Written task — Quote word for word the part of the items that opens with the line containing "List all visible" and closes with the line containing "button[interactable]: 未观看成员(35) xyxy=(113,131,227,152)", including both of those lines. Leave the pictures out of your answer.

Provided data —
>>>

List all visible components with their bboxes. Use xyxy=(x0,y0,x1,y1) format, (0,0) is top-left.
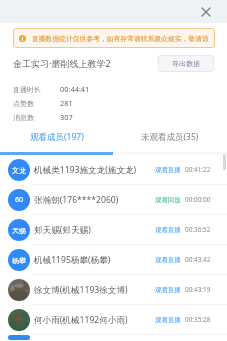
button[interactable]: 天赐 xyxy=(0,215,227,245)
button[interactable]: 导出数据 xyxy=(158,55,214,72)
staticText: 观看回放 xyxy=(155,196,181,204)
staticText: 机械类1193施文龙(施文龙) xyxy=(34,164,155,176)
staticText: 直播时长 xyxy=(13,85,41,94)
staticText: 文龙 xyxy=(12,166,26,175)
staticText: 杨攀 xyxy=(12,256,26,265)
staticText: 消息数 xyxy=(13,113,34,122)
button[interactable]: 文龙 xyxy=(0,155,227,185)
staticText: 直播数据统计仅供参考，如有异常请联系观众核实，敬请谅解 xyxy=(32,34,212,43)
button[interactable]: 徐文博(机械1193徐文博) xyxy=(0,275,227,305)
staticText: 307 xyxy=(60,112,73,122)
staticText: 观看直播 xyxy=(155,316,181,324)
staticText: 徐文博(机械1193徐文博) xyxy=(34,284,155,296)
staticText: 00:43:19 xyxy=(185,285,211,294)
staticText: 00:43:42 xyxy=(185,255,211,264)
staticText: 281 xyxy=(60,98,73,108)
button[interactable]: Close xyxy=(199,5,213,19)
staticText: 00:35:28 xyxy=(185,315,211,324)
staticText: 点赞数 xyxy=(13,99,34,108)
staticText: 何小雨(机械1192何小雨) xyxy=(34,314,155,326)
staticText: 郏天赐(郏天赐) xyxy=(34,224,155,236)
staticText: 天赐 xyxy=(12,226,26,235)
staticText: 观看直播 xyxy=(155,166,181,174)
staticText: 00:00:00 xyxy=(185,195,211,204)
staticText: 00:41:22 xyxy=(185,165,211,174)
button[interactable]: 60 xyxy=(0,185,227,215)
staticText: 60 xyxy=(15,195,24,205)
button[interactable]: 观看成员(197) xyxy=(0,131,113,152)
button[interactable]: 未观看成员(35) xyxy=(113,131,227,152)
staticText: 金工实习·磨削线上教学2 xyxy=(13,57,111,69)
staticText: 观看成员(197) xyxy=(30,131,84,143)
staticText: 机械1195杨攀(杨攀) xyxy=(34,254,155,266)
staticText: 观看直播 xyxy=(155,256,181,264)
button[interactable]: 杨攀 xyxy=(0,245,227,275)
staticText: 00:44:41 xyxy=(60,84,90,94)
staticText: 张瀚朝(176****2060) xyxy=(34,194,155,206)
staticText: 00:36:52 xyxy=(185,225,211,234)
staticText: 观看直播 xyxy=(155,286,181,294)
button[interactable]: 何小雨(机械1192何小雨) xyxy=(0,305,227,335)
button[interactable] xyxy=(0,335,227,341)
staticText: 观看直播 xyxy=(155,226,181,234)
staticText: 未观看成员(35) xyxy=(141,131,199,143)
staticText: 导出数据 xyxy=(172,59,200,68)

<<<
>>>

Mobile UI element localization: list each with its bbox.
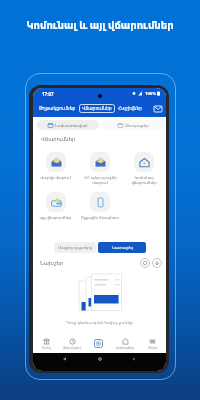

<<<

Reply —
List all visible components with their bboxes. Use xyxy=(x0,y0,x1,y1) format, (0,0) is top-left.
button[interactable]: 天赐 xyxy=(0,215,227,245)
button[interactable]: 导出数据 xyxy=(158,55,214,72)
staticText: 观看回放 xyxy=(155,196,181,204)
staticText: 机械类1193施文龙(施文龙) xyxy=(34,164,155,176)
staticText: 直播时长 xyxy=(13,85,41,94)
staticText: 文龙 xyxy=(12,166,26,175)
staticText: 杨攀 xyxy=(12,256,26,265)
staticText: 消息数 xyxy=(13,113,34,122)
button[interactable]: 文龙 xyxy=(0,155,227,185)
staticText: 直播数据统计仅供参考，如有异常请联系观众核实，敬请谅解 xyxy=(32,34,212,43)
button[interactable]: 徐文博(机械1193徐文博) xyxy=(0,275,227,305)
staticText: 307 xyxy=(60,112,73,122)
staticText: 观看直播 xyxy=(155,316,181,324)
staticText: 徐文博(机械1193徐文博) xyxy=(34,284,155,296)
staticText: 00:43:19 xyxy=(185,285,211,294)
staticText: 00:43:42 xyxy=(185,255,211,264)
staticText: 281 xyxy=(60,98,73,108)
button[interactable]: Close xyxy=(199,5,213,19)
staticText: 00:35:28 xyxy=(185,315,211,324)
staticText: 点赞数 xyxy=(13,99,34,108)
staticText: 何小雨(机械1192何小雨) xyxy=(34,314,155,326)
staticText: 郏天赐(郏天赐) xyxy=(34,224,155,236)
staticText: 天赐 xyxy=(12,226,26,235)
staticText: 观看直播 xyxy=(155,166,181,174)
staticText: 00:00:00 xyxy=(185,195,211,204)
staticText: 00:41:22 xyxy=(185,165,211,174)
button[interactable]: 60 xyxy=(0,185,227,215)
staticText: 60 xyxy=(15,195,24,205)
button[interactable]: 观看成员(197) xyxy=(0,131,113,152)
button[interactable]: 未观看成员(35) xyxy=(113,131,227,152)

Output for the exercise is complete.